▶ Aim
Copy out each line that mentions the word "image".

▶ Dataset entries
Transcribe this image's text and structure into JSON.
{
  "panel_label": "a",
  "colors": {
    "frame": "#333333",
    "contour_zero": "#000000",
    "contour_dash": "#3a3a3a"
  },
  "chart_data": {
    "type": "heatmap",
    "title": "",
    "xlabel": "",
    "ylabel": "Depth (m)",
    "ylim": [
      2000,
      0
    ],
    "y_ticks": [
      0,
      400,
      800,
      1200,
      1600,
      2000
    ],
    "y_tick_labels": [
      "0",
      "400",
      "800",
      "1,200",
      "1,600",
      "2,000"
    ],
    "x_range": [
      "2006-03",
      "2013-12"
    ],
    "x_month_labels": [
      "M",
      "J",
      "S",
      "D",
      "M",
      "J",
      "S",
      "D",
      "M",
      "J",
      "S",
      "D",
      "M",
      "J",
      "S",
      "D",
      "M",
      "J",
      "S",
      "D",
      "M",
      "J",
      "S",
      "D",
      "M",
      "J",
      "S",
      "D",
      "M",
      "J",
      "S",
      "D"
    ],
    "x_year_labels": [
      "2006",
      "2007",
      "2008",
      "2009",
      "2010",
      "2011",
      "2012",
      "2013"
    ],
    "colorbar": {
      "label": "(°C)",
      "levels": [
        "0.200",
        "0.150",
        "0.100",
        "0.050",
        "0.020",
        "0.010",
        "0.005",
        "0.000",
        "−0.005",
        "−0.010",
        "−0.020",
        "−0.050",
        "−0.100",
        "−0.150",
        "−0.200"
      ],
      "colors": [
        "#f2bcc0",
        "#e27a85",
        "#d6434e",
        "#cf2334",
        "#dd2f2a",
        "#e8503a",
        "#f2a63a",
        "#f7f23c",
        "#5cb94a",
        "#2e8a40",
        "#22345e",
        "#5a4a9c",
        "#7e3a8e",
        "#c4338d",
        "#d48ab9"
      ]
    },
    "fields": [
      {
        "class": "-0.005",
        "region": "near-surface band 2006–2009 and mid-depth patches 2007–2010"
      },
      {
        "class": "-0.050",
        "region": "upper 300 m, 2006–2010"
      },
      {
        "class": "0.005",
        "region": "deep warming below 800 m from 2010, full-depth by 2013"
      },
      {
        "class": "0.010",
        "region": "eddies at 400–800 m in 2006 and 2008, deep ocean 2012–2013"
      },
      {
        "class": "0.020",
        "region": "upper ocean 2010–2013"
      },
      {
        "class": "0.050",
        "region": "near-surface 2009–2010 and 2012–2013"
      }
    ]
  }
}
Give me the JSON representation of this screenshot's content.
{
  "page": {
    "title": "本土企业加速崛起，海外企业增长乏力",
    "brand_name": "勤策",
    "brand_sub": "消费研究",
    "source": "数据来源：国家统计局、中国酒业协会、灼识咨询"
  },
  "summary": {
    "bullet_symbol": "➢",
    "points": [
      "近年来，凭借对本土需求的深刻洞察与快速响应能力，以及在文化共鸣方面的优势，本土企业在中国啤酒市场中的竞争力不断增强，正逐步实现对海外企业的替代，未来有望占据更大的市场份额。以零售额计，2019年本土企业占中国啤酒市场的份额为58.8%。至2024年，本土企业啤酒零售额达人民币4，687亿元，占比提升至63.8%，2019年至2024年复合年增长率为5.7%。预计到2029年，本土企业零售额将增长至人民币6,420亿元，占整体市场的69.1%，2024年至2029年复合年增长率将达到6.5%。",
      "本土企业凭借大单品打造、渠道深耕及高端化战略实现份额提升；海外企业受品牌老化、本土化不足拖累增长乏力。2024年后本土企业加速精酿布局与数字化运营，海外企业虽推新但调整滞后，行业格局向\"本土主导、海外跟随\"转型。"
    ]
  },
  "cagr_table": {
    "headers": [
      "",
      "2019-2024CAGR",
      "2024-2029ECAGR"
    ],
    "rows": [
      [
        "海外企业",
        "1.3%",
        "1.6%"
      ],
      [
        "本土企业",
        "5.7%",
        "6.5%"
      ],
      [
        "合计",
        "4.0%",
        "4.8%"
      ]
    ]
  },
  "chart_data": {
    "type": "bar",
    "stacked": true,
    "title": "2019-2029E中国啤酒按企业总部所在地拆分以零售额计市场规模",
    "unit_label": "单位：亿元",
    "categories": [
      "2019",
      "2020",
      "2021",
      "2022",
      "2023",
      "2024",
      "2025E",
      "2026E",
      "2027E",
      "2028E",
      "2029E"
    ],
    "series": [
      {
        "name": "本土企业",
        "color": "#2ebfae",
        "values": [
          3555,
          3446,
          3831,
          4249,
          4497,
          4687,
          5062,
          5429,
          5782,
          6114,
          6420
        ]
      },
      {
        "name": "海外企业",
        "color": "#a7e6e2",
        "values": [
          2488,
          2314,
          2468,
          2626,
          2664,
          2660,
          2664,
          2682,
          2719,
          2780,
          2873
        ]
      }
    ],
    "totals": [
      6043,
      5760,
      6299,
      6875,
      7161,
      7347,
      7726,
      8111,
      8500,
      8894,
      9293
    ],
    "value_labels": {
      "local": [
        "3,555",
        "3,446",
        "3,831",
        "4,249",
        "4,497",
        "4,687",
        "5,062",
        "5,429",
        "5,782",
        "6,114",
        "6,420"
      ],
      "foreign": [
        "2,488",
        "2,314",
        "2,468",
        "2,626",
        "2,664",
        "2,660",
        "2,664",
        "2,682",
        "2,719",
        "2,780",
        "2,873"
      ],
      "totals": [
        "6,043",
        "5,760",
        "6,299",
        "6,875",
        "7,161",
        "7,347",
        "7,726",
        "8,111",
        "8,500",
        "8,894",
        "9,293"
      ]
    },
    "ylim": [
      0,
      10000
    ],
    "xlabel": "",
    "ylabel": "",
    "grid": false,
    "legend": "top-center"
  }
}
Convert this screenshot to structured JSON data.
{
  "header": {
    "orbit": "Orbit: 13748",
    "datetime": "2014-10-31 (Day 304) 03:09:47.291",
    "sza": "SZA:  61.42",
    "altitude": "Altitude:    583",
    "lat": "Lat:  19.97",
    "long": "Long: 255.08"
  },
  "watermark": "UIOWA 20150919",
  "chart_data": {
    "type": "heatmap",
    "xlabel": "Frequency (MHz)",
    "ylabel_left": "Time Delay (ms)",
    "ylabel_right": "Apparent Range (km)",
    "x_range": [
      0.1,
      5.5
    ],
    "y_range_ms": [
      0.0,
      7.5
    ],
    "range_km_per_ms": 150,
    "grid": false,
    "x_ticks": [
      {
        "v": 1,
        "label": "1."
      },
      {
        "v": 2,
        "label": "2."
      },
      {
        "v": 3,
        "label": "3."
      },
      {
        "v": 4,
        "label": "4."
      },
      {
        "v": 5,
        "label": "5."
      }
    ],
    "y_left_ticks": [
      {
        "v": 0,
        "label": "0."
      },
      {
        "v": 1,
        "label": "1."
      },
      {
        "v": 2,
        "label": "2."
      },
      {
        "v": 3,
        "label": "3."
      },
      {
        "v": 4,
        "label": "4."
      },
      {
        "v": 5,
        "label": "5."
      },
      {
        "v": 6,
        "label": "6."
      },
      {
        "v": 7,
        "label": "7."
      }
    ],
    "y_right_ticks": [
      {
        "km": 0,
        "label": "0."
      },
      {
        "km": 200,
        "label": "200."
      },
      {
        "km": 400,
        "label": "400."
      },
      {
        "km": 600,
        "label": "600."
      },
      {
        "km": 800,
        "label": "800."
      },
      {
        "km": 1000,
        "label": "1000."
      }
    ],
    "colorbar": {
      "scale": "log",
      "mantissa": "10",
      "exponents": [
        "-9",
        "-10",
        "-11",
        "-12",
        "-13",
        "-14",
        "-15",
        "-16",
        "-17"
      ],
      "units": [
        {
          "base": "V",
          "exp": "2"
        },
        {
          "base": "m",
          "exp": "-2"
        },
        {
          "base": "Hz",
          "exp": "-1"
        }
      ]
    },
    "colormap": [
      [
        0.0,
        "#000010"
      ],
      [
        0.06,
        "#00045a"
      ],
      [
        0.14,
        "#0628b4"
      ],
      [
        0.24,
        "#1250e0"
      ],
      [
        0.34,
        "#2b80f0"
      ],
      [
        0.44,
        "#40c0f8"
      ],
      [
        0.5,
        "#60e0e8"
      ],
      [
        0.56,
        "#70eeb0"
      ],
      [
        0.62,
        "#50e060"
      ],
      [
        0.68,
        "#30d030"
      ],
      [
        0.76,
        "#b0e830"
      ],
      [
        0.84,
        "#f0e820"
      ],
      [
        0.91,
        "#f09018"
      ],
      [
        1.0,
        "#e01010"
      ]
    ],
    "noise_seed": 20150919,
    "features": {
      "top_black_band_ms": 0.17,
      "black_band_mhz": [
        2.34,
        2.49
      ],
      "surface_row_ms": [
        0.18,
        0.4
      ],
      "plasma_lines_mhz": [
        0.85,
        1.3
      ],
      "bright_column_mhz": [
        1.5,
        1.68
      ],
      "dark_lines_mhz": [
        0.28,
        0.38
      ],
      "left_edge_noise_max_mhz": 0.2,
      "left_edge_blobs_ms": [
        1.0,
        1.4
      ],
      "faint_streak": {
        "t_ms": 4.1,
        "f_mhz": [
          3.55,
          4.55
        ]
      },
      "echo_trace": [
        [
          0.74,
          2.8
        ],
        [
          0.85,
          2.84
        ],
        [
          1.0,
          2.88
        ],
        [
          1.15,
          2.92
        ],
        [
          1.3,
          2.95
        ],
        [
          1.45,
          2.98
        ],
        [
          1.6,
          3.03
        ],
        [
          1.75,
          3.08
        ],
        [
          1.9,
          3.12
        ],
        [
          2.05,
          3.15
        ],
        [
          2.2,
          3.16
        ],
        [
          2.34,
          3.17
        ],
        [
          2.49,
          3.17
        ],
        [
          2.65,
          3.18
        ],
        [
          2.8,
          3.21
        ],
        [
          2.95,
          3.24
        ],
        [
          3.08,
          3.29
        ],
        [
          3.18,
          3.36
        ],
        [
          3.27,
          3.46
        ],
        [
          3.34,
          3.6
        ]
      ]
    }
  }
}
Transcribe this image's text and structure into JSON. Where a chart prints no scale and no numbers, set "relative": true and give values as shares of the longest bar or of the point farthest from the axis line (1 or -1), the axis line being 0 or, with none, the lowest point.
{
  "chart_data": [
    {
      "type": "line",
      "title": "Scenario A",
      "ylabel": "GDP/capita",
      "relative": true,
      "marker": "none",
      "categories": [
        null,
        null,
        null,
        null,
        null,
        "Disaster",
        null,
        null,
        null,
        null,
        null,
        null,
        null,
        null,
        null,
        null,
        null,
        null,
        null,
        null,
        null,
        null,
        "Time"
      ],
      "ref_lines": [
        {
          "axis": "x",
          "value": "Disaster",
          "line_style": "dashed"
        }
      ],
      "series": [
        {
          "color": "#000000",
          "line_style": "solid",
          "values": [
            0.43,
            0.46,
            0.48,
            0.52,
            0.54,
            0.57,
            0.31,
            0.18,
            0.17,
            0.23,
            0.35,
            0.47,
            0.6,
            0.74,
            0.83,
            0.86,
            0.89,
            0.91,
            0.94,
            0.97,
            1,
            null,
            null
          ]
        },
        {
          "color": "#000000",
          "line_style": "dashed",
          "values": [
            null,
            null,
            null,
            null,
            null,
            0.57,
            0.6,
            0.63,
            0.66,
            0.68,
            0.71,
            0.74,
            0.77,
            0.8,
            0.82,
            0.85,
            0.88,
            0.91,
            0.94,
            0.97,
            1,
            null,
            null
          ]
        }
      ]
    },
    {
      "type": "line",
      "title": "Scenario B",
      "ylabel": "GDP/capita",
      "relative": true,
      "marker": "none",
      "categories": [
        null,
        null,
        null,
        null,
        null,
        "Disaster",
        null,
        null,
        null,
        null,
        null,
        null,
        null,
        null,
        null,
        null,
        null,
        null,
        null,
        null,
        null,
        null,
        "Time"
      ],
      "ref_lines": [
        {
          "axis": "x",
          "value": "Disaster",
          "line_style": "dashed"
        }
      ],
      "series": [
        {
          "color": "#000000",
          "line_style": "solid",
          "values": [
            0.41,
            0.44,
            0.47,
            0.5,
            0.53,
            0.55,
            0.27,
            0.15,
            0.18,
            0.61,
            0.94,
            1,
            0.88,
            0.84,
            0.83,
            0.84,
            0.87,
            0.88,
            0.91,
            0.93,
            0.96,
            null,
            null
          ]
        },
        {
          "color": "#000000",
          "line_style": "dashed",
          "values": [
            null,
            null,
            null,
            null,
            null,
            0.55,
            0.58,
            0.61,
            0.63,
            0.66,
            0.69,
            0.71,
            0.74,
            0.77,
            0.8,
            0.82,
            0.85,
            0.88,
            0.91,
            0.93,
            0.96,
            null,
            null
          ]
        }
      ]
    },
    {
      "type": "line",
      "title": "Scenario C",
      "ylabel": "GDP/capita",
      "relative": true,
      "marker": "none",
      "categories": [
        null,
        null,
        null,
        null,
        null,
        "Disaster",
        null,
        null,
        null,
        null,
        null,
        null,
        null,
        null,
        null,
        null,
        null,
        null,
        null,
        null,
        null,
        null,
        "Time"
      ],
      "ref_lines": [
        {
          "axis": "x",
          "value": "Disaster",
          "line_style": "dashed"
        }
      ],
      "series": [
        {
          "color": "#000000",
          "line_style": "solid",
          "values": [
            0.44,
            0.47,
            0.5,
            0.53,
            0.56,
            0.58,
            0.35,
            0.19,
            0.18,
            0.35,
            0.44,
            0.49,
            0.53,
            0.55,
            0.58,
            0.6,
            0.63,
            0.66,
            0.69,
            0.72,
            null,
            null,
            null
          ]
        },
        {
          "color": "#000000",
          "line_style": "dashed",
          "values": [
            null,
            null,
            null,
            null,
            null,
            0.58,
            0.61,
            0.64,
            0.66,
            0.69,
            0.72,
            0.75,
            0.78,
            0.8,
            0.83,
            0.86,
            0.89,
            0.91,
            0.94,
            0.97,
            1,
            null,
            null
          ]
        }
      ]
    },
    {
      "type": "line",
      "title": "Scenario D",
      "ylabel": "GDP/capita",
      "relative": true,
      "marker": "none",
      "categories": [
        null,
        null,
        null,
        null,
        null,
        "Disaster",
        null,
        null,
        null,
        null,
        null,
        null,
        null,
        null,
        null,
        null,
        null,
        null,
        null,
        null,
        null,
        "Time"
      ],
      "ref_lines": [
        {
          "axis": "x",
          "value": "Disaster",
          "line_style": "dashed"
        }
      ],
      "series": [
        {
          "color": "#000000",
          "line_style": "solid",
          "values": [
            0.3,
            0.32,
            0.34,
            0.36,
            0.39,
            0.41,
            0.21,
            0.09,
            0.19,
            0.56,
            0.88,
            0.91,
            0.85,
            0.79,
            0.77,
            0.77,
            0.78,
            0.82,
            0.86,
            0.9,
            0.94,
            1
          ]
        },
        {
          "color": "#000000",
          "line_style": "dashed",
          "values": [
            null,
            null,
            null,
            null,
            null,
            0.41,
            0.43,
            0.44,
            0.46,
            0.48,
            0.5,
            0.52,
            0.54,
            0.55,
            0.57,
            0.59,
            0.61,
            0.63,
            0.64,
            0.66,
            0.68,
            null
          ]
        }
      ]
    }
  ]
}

▶ Correct answer
Transcribe this image's text and structure into JSON.
Transcribe this image's text and structure into JSON. Where a chart prints no scale and no numbers, set "relative": true and give values as shares of the longest bar or of the point farthest from the axis line (1 or -1), the axis line being 0 or, with none, the lowest point.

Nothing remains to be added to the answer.